━━━ STUDY TEXT ━━━

A DAY AT THE OFFICE

Major General David Grant, Surgeon General, U.S.A.A.F.
(Originally published in Courage, Honor, Victory

 

Maj. Gen. David Grant
Surgeon General
U.S.A.A.F

One look into the pilot's cabin of a B-17 will convince you that its flight is actually an engineering operation demanding manual and mental skills that put the driving of an automobile into the kiddy-car class. 

The compartment is lined-front, sides, ceiling, and part of the floor with controls, switches, levers, dials, and gauges. I once counted around one hundred thirty. The coordinated operations of all these gadgets would be difficult in the swivel-chair comfort of your office. But reduce your office to a five-foot cube size, engulf it in the constant roar of four 1,200-horsepower engines, and increase your height to around five miles. Then get into a flying suit, gloves, and flying boots-all heated by electricity-put on a helmet with earphones, cover your eyes with goggles and the rest of your face with an oxygen mask containing a microphone, strap on your parachute, and it might be as well to add on about sixteen pounds of body armor contained in your flak jacket.

That will give you an idea of the normal conditions under which these men worked out the higher mathematical relationships of engine revolutions, manifold and fuel pressures, aerodynamics, barometric pressure, altitude, wind drift, airspeed, ground speed, position, and direction. 

You may have to face an occasional pain from ears, bends or intestinal gas expansion, a touch of dizziness, numbness from cold, or the subtle comatosity of anoxia. There will be interruptions to man machine guns against enemy fighter attacks. Due allowance must also be made for a stream of machine-gun bullets and cannon shells, or the burst of flak and air-to-air rockets in your immediate vicinity. 

As a final touch to this bizarre picture of intense concentration, add the thoughts of death, bail-out, escape, or Stalag Luft.

━━━

TASKS TO CARRY OUT:
A. Copy from the B-17 cabin essay the part starting at "(Originally published in" and ending at "the kiddy-car class.".
B. Answer these questions using the B-17 cabin essay:
(i) About how many controls, switches, levers, dials, and gauges were counted in the pilot's cabin?
(ii) What is the horsepower of each of the four engines?
(iii) What four thoughts are added as the final touch to the picture?
The records play no part in this work.

━━━ DATA FOR REVIEW ━━━

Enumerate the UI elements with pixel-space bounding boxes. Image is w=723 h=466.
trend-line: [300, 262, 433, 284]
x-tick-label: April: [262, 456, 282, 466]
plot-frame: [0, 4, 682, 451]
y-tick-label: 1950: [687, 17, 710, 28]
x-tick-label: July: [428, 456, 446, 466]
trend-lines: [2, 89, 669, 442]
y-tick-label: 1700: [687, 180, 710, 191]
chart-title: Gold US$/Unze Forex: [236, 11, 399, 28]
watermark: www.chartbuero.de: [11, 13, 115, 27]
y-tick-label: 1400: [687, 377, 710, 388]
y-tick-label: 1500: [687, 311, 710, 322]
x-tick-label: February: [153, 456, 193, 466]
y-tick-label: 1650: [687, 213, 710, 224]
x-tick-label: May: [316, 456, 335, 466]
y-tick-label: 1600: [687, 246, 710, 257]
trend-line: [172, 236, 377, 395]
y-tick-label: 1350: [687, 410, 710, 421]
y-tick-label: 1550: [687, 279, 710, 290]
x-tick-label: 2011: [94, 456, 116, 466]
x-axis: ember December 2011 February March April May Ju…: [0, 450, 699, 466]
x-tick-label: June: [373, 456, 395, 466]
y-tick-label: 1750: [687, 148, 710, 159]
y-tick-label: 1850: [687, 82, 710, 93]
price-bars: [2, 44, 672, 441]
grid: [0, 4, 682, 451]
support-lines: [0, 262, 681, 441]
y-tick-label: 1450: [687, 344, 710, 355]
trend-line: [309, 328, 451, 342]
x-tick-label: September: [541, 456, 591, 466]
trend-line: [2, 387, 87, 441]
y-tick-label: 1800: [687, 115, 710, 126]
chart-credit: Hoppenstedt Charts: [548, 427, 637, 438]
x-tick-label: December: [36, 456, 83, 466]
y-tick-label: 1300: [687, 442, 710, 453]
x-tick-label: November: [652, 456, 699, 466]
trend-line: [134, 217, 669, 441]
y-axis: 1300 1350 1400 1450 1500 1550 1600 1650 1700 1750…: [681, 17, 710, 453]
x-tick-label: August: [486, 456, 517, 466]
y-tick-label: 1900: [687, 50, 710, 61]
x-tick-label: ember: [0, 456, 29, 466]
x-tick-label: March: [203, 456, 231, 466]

━━━

RESPONSES BY ITEM NUMBER:
A.
(Originally published in Courage, Honor, Victory

 

Maj. Gen. David Grant
Surgeon General
U.S.A.A.F

One look into the pilot's cabin of a B-17 will convince you that its flight is actually an engineering operation demanding manual and mental skills that put the driving of an automobile into the kiddy-car class.

B.
(i) Around one hundred thirty.
(ii) 1,200 horsepower.
(iii) Death, bail-out, escape, or Stalag Luft.